Requirement A: Transcribe the passage of the polyBERT article below, starting at "The National Science" and ending at "for 29 properties.".
Requirement B:
Answer the following questions using the polyBERT article below.
(i) On how many polymer chemical structures was polyBERT trained?
(ii) Which organization funded the research behind polyBERT?
(iii) For how many properties does the resulting dataset give predictions?

Reading passage:
Researchers at Georgia Tech have developed a machine-learning model that makes it a lot easier for materials scientists to develop new polymers.
Polymers are large molecules made from long strings of chemical building blocks. We use synthetic polymers like Nylon, Polyester, or plastic packaging every day.
Materials scientists try to come up with new arrangements of polymers to make materials that have specific properties. If you wanted a material that was lightweight, stretchy, waterproof, and heat resistant you could make a polymer that had all those properties.
The problem is that figuring out which combination of chemicals would create a polymer with those properties is a huge undertaking. There are endless combinations and it’s extremely difficult to predict what properties a new polymer will have.
The Georgia Tech researchers trained their LLM, called polyBERT, on a dataset of 80 million polymer chemical structures. The result is a model that understands the language of chemicals.
In the same way that LLMs are trained in a language like English, polyBERT now understands the grammar and syntax of how chemicals and atoms combine to create polymers.
The National Science Foundation (NSF) funded the research behind polyBERT. Its program director, Debora Rodrigues, said the researchers were “developing a new artificial intelligence tool to overcome the challenge of determining which combinations of chemicals will make the most effective polymers.”
By using polyBERT, materials scientists can work through combinations of chemicals more than 100 times faster than before. The result of using the model is a dataset comprising 100 million hypothetical polymers and their predictions for 29 properties.
If you’re a materials scientist looking for a new material with very specific properties you don’t need to experiment and hope for the best, you can just consult the dataset that the AI generated.
While the researchers trained polyBERT on polymers, they said it could theoretically be used for other chemical research too.
The potential for creating materials that are more sustainable or energy-efficient presents an immediate real-world benefit from applying this kind of artificial intelligence.

Records:

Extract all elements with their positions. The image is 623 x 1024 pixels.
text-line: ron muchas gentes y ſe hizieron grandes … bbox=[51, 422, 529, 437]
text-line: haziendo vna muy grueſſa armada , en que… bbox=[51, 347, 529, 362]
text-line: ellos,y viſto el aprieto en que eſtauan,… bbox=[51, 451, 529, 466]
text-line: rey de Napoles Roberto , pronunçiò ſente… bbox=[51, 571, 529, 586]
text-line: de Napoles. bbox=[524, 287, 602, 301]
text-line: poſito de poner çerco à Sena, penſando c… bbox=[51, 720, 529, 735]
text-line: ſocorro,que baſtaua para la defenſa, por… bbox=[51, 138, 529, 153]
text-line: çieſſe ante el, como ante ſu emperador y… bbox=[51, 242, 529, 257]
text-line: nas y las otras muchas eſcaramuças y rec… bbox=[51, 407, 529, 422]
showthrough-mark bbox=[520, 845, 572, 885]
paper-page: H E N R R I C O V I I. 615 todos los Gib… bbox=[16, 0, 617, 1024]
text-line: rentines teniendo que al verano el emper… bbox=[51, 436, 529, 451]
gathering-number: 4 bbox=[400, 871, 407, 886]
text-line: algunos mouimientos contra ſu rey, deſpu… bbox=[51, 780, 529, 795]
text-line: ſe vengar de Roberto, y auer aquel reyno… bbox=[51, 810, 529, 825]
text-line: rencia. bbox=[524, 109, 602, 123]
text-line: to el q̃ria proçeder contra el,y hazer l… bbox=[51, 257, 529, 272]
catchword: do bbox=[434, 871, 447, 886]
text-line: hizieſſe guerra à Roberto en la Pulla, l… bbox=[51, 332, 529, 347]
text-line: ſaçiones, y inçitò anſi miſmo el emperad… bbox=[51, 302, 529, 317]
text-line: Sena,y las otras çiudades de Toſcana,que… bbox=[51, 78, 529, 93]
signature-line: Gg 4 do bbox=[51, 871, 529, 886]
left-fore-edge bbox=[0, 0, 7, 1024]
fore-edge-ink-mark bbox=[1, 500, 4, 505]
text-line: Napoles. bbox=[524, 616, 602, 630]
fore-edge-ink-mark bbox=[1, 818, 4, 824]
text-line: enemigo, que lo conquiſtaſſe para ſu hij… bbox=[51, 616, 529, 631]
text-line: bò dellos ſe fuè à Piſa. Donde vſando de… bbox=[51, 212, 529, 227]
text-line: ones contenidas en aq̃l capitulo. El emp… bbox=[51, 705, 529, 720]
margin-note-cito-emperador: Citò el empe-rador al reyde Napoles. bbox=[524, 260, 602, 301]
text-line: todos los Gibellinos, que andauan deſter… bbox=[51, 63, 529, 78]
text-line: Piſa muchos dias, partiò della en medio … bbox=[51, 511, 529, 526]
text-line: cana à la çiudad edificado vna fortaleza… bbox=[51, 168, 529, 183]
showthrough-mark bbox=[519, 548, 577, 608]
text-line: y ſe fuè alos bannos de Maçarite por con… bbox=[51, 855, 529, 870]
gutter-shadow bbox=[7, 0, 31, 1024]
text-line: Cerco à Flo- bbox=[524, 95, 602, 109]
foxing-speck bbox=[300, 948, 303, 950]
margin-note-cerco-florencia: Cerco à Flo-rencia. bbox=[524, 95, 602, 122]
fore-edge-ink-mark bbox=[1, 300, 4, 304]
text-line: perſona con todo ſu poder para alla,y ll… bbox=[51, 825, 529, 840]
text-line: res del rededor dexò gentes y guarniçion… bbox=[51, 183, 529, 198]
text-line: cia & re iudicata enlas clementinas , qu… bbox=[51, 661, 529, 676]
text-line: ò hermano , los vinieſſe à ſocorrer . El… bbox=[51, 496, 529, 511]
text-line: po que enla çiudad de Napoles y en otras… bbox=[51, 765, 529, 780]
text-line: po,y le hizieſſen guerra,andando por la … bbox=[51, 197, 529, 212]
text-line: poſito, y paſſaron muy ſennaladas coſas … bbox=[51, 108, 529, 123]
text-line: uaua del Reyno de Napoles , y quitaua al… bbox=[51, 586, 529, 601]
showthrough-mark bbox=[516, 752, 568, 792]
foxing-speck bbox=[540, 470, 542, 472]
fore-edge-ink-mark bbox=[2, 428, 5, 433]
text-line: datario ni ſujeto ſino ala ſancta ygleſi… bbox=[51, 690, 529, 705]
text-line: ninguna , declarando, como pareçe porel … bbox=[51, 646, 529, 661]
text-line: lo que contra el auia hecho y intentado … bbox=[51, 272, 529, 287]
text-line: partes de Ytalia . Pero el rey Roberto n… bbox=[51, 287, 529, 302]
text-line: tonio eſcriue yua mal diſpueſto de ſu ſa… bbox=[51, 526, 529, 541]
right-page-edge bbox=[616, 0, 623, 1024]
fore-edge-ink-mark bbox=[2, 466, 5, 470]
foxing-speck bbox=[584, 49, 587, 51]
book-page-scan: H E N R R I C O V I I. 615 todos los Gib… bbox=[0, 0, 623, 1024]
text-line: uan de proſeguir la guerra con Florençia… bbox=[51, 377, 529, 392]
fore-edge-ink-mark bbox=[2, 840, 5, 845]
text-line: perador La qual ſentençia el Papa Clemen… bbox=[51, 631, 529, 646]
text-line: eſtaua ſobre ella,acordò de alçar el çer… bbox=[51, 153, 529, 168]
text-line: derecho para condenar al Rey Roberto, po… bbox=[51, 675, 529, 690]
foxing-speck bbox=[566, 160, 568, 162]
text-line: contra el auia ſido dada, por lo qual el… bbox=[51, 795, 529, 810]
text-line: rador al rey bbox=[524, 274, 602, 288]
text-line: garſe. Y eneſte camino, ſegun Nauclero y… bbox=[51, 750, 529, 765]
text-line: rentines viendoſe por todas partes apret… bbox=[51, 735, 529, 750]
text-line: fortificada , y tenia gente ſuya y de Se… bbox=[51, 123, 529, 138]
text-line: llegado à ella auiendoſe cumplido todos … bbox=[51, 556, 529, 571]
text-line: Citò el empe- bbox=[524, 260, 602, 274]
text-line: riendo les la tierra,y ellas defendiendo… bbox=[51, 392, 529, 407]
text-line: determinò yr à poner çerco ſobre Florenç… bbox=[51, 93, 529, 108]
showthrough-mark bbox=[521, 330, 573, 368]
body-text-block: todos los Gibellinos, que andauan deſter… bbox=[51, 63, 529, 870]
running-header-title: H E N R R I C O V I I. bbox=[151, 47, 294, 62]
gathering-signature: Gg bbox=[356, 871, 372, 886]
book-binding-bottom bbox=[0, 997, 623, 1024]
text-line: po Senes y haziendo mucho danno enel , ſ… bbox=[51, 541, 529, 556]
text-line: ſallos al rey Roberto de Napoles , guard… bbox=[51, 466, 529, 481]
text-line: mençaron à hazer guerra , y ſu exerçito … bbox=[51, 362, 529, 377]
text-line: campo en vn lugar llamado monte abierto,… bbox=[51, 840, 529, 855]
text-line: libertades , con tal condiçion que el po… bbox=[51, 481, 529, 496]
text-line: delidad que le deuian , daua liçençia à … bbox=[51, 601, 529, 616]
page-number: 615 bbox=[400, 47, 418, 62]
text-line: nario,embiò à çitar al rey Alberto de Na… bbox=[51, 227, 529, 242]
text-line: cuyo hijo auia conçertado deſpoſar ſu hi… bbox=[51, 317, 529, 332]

Exercise result A:
The National Science Foundation (NSF) funded the research behind polyBERT. Its program director, Debora Rodrigues, said the researchers were “developing a new artificial intelligence tool to overcome the challenge of determining which combinations of chemicals will make the most effective polymers.”
By using polyBERT, materials scientists can work through combinations of chemicals more than 100 times faster than before. The result of using the model is a dataset comprising 100 million hypothetical polymers and their predictions for 29 properties.

Exercise result B:
(i) 80 million
(ii) The National Science Foundation (NSF)
(iii) 29